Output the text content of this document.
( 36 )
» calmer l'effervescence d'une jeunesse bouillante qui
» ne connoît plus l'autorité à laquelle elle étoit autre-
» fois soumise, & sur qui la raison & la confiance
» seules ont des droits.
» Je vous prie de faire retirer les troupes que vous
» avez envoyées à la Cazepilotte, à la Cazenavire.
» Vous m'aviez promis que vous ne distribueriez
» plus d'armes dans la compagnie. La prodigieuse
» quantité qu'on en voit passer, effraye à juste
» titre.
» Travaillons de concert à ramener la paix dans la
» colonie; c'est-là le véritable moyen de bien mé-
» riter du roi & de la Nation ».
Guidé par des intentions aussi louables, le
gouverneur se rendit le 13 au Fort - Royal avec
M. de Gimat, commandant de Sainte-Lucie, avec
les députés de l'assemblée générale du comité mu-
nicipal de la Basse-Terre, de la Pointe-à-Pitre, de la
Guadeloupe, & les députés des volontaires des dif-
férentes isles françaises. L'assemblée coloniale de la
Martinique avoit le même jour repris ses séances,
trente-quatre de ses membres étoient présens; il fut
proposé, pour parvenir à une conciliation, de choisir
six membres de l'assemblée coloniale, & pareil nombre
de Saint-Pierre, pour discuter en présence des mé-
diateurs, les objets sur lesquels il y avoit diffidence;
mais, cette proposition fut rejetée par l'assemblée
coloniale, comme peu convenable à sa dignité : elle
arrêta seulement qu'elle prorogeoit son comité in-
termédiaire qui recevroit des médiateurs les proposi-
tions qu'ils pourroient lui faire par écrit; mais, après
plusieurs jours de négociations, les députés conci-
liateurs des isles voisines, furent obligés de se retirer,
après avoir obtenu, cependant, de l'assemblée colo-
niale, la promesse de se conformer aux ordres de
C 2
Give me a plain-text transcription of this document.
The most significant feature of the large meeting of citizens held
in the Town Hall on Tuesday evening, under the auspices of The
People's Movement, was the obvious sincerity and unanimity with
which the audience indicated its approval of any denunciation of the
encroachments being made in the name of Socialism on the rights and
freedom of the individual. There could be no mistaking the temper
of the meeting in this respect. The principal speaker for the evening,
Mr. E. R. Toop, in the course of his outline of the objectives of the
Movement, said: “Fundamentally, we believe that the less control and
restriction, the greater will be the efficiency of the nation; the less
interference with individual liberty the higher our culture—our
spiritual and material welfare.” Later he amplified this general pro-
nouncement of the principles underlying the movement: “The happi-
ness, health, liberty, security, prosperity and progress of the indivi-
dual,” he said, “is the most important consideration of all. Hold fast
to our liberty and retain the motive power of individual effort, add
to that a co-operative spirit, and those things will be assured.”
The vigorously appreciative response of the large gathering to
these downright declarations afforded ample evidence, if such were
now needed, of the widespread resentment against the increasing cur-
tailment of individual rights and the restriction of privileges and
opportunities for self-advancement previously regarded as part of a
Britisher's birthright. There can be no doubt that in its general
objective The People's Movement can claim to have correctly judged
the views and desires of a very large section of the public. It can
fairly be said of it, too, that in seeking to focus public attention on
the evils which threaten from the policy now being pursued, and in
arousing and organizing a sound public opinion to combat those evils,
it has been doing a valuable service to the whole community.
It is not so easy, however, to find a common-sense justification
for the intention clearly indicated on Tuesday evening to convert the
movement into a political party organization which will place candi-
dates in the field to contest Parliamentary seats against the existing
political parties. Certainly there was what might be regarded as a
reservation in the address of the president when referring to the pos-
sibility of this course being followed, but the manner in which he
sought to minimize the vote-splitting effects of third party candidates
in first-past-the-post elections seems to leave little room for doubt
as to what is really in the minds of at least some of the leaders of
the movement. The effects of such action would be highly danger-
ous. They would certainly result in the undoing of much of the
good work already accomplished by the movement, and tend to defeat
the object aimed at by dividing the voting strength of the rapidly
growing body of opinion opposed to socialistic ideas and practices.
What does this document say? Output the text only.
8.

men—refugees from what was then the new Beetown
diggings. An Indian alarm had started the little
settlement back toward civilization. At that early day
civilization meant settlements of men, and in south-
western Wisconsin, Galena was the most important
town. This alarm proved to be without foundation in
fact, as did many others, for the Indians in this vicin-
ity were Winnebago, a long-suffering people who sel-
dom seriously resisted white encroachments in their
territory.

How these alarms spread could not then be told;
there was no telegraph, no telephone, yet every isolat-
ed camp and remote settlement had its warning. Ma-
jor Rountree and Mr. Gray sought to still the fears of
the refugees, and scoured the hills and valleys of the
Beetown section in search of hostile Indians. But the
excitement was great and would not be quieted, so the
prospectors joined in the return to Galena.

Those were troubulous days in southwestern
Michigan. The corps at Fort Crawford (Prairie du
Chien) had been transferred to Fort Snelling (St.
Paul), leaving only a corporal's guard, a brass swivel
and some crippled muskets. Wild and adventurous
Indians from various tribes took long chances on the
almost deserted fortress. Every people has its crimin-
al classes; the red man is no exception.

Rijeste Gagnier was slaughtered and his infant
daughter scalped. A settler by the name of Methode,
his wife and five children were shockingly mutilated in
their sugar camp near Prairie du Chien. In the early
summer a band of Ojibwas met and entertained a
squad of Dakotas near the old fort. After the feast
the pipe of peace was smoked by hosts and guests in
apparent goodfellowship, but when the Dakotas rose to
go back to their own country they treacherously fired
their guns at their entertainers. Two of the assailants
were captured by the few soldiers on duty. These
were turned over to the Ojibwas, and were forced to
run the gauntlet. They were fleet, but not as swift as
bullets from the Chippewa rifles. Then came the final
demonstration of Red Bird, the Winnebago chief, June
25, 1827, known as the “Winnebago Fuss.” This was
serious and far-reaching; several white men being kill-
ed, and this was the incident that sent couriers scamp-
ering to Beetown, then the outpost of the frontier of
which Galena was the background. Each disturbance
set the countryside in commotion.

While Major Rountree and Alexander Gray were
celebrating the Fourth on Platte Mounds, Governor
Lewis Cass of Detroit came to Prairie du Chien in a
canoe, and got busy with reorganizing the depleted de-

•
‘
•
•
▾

========================================================================

- _Direction_: Give the material above again, word for word.

- _Result of the exercise_:
Output the text content of this document.
( 36 )
» calmer l'effervescence d'une jeunesse bouillante qui
» ne connoît plus l'autorité à laquelle elle étoit autre-
» fois soumise, & sur qui la raison & la confiance
» seules ont des droits.
» Je vous prie de faire retirer les troupes que vous
» avez envoyées à la Cazepilotte, à la Cazenavire.
» Vous m'aviez promis que vous ne distribueriez
» plus d'armes dans la compagnie. La prodigieuse
» quantité qu'on en voit passer, effraye à juste
» titre.
» Travaillons de concert à ramener la paix dans la
» colonie; c'est-là le véritable moyen de bien mé-
» riter du roi & de la Nation ».
Guidé par des intentions aussi louables, le
gouverneur se rendit le 13 au Fort - Royal avec
M. de Gimat, commandant de Sainte-Lucie, avec
les députés de l'assemblée générale du comité mu-
nicipal de la Basse-Terre, de la Pointe-à-Pitre, de la
Guadeloupe, & les députés des volontaires des dif-
férentes isles françaises. L'assemblée coloniale de la
Martinique avoit le même jour repris ses séances,
trente-quatre de ses membres étoient présens; il fut
proposé, pour parvenir à une conciliation, de choisir
six membres de l'assemblée coloniale, & pareil nombre
de Saint-Pierre, pour discuter en présence des mé-
diateurs, les objets sur lesquels il y avoit diffidence;
mais, cette proposition fut rejetée par l'assemblée
coloniale, comme peu convenable à sa dignité : elle
arrêta seulement qu'elle prorogeoit son comité in-
termédiaire qui recevroit des médiateurs les proposi-
tions qu'ils pourroient lui faire par écrit; mais, après
plusieurs jours de négociations, les députés conci-
liateurs des isles voisines, furent obligés de se retirer,
après avoir obtenu, cependant, de l'assemblée colo-
niale, la promesse de se conformer aux ordres de
C 2
Give me a plain-text transcription of this document.
The most significant feature of the large meeting of citizens held
in the Town Hall on Tuesday evening, under the auspices of The
People's Movement, was the obvious sincerity and unanimity with
which the audience indicated its approval of any denunciation of the
encroachments being made in the name of Socialism on the rights and
freedom of the individual. There could be no mistaking the temper
of the meeting in this respect. The principal speaker for the evening,
Mr. E. R. Toop, in the course of his outline of the objectives of the
Movement, said: “Fundamentally, we believe that the less control and
restriction, the greater will be the efficiency of the nation; the less
interference with individual liberty the higher our culture—our
spiritual and material welfare.” Later he amplified this general pro-
nouncement of the principles underlying the movement: “The happi-
ness, health, liberty, security, prosperity and progress of the indivi-
dual,” he said, “is the most important consideration of all. Hold fast
to our liberty and retain the motive power of individual effort, add
to that a co-operative spirit, and those things will be assured.”
The vigorously appreciative response of the large gathering to
these downright declarations afforded ample evidence, if such were
now needed, of the widespread resentment against the increasing cur-
tailment of individual rights and the restriction of privileges and
opportunities for self-advancement previously regarded as part of a
Britisher's birthright. There can be no doubt that in its general
objective The People's Movement can claim to have correctly judged
the views and desires of a very large section of the public. It can
fairly be said of it, too, that in seeking to focus public attention on
the evils which threaten from the policy now being pursued, and in
arousing and organizing a sound public opinion to combat those evils,
it has been doing a valuable service to the whole community.
It is not so easy, however, to find a common-sense justification
for the intention clearly indicated on Tuesday evening to convert the
movement into a political party organization which will place candi-
dates in the field to contest Parliamentary seats against the existing
political parties. Certainly there was what might be regarded as a
reservation in the address of the president when referring to the pos-
sibility of this course being followed, but the manner in which he
sought to minimize the vote-splitting effects of third party candidates
in first-past-the-post elections seems to leave little room for doubt
as to what is really in the minds of at least some of the leaders of
the movement. The effects of such action would be highly danger-
ous. They would certainly result in the undoing of much of the
good work already accomplished by the movement, and tend to defeat
the object aimed at by dividing the voting strength of the rapidly
growing body of opinion opposed to socialistic ideas and practices.
What does this document say? Output the text only.
8.

men—refugees from what was then the new Beetown
diggings. An Indian alarm had started the little
settlement back toward civilization. At that early day
civilization meant settlements of men, and in south-
western Wisconsin, Galena was the most important
town. This alarm proved to be without foundation in
fact, as did many others, for the Indians in this vicin-
ity were Winnebago, a long-suffering people who sel-
dom seriously resisted white encroachments in their
territory.

How these alarms spread could not then be told;
there was no telegraph, no telephone, yet every isolat-
ed camp and remote settlement had its warning. Ma-
jor Rountree and Mr. Gray sought to still the fears of
the refugees, and scoured the hills and valleys of the
Beetown section in search of hostile Indians. But the
excitement was great and would not be quieted, so the
prospectors joined in the return to Galena.

Those were troubulous days in southwestern
Michigan. The corps at Fort Crawford (Prairie du
Chien) had been transferred to Fort Snelling (St.
Paul), leaving only a corporal's guard, a brass swivel
and some crippled muskets. Wild and adventurous
Indians from various tribes took long chances on the
almost deserted fortress. Every people has its crimin-
al classes; the red man is no exception.

Rijeste Gagnier was slaughtered and his infant
daughter scalped. A settler by the name of Methode,
his wife and five children were shockingly mutilated in
their sugar camp near Prairie du Chien. In the early
summer a band of Ojibwas met and entertained a
squad of Dakotas near the old fort. After the feast
the pipe of peace was smoked by hosts and guests in
apparent goodfellowship, but when the Dakotas rose to
go back to their own country they treacherously fired
their guns at their entertainers. Two of the assailants
were captured by the few soldiers on duty. These
were turned over to the Ojibwas, and were forced to
run the gauntlet. They were fleet, but not as swift as
bullets from the Chippewa rifles. Then came the final
demonstration of Red Bird, the Winnebago chief, June
25, 1827, known as the “Winnebago Fuss.” This was
serious and far-reaching; several white men being kill-
ed, and this was the incident that sent couriers scamp-
ering to Beetown, then the outpost of the frontier of
which Galena was the background. Each disturbance
set the countryside in commotion.

While Major Rountree and Alexander Gray were
celebrating the Fourth on Platte Mounds, Governor
Lewis Cass of Detroit came to Prairie du Chien in a
canoe, and got busy with reorganizing the depleted de-

•
‘
•
•
▾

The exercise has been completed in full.